[Data items]
______
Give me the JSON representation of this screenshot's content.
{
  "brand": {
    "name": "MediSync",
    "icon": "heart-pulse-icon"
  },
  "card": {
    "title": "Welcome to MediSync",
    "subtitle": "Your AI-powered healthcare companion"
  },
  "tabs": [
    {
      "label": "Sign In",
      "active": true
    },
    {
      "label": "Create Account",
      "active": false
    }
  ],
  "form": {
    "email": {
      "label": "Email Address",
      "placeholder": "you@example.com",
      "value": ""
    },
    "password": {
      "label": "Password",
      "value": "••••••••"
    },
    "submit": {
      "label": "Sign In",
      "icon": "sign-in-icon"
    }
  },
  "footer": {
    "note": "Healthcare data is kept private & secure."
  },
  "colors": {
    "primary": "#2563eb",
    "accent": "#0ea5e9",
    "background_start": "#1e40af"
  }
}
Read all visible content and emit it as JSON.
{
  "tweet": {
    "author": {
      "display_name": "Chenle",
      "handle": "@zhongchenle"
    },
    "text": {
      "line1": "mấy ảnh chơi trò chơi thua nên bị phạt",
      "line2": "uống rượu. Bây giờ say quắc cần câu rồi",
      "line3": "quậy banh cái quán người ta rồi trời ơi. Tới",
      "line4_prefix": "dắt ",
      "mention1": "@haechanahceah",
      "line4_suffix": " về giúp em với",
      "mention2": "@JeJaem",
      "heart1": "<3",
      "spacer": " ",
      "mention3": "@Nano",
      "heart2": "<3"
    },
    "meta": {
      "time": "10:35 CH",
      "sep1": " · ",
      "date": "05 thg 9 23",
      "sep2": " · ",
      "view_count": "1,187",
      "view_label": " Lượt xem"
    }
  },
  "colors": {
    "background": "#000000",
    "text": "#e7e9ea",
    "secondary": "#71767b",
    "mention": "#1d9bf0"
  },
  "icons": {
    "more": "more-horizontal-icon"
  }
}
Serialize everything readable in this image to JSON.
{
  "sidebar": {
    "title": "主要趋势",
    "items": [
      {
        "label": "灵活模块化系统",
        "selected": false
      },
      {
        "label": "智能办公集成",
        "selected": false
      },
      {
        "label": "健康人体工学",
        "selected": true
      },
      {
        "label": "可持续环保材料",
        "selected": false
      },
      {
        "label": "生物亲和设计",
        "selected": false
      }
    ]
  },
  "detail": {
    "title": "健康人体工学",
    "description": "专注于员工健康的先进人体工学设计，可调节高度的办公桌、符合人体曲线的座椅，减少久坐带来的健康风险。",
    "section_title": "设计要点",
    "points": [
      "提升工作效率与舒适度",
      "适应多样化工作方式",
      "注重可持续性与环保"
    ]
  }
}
______
### Work to complete
Copy each line of the data above without altering a single character.

### Result below
Give me the JSON representation of this screenshot's content.
{
  "brand": {
    "name": "MediSync",
    "icon": "heart-pulse-icon"
  },
  "card": {
    "title": "Welcome to MediSync",
    "subtitle": "Your AI-powered healthcare companion"
  },
  "tabs": [
    {
      "label": "Sign In",
      "active": true
    },
    {
      "label": "Create Account",
      "active": false
    }
  ],
  "form": {
    "email": {
      "label": "Email Address",
      "placeholder": "you@example.com",
      "value": ""
    },
    "password": {
      "label": "Password",
      "value": "••••••••"
    },
    "submit": {
      "label": "Sign In",
      "icon": "sign-in-icon"
    }
  },
  "footer": {
    "note": "Healthcare data is kept private & secure."
  },
  "colors": {
    "primary": "#2563eb",
    "accent": "#0ea5e9",
    "background_start": "#1e40af"
  }
}
Read all visible content and emit it as JSON.
{
  "tweet": {
    "author": {
      "display_name": "Chenle",
      "handle": "@zhongchenle"
    },
    "text": {
      "line1": "mấy ảnh chơi trò chơi thua nên bị phạt",
      "line2": "uống rượu. Bây giờ say quắc cần câu rồi",
      "line3": "quậy banh cái quán người ta rồi trời ơi. Tới",
      "line4_prefix": "dắt ",
      "mention1": "@haechanahceah",
      "line4_suffix": " về giúp em với",
      "mention2": "@JeJaem",
      "heart1": "<3",
      "spacer": " ",
      "mention3": "@Nano",
      "heart2": "<3"
    },
    "meta": {
      "time": "10:35 CH",
      "sep1": " · ",
      "date": "05 thg 9 23",
      "sep2": " · ",
      "view_count": "1,187",
      "view_label": " Lượt xem"
    }
  },
  "colors": {
    "background": "#000000",
    "text": "#e7e9ea",
    "secondary": "#71767b",
    "mention": "#1d9bf0"
  },
  "icons": {
    "more": "more-horizontal-icon"
  }
}
Serialize everything readable in this image to JSON.
{
  "sidebar": {
    "title": "主要趋势",
    "items": [
      {
        "label": "灵活模块化系统",
        "selected": false
      },
      {
        "label": "智能办公集成",
        "selected": false
      },
      {
        "label": "健康人体工学",
        "selected": true
      },
      {
        "label": "可持续环保材料",
        "selected": false
      },
      {
        "label": "生物亲和设计",
        "selected": false
      }
    ]
  },
  "detail": {
    "title": "健康人体工学",
    "description": "专注于员工健康的先进人体工学设计，可调节高度的办公桌、符合人体曲线的座椅，减少久坐带来的健康风险。",
    "section_title": "设计要点",
    "points": [
      "提升工作效率与舒适度",
      "适应多样化工作方式",
      "注重可持续性与环保"
    ]
  }
}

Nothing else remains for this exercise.